Take the records underneath and set them down exactly.

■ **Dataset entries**

>>>>

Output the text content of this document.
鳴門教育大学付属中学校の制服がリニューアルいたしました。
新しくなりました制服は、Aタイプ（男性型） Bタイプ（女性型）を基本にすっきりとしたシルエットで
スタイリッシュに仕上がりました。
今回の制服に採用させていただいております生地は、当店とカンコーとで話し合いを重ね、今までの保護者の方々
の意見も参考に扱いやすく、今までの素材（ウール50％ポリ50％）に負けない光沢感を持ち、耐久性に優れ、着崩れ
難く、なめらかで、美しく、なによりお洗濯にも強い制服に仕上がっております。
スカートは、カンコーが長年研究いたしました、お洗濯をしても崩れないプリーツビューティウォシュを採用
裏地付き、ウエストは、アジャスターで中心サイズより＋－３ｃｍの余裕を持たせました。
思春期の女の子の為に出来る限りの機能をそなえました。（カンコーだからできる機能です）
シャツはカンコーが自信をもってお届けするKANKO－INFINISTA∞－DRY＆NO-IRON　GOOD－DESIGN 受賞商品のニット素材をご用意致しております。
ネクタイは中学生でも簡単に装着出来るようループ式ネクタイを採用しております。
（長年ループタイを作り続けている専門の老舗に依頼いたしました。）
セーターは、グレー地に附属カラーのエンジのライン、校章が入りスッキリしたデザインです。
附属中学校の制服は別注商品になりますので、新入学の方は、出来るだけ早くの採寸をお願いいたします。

<<<<

■ **TASK SOLUTION**
Output the text content of this document.
鳴門教育大学付属中学校の制服がリニューアルいたしました。
新しくなりました制服は、Aタイプ（男性型） Bタイプ（女性型）を基本にすっきりとしたシルエットで
スタイリッシュに仕上がりました。
今回の制服に採用させていただいております生地は、当店とカンコーとで話し合いを重ね、今までの保護者の方々
の意見も参考に扱いやすく、今までの素材（ウール50％ポリ50％）に負けない光沢感を持ち、耐久性に優れ、着崩れ
難く、なめらかで、美しく、なによりお洗濯にも強い制服に仕上がっております。
スカートは、カンコーが長年研究いたしました、お洗濯をしても崩れないプリーツビューティウォシュを採用
裏地付き、ウエストは、アジャスターで中心サイズより＋－３ｃｍの余裕を持たせました。
思春期の女の子の為に出来る限りの機能をそなえました。（カンコーだからできる機能です）
シャツはカンコーが自信をもってお届けするKANKO－INFINISTA∞－DRY＆NO-IRON　GOOD－DESIGN 受賞商品のニット素材をご用意致しております。
ネクタイは中学生でも簡単に装着出来るようループ式ネクタイを採用しております。
（長年ループタイを作り続けている専門の老舗に依頼いたしました。）
セーターは、グレー地に附属カラーのエンジのライン、校章が入りスッキリしたデザインです。
附属中学校の制服は別注商品になりますので、新入学の方は、出来るだけ早くの採寸をお願いいたします。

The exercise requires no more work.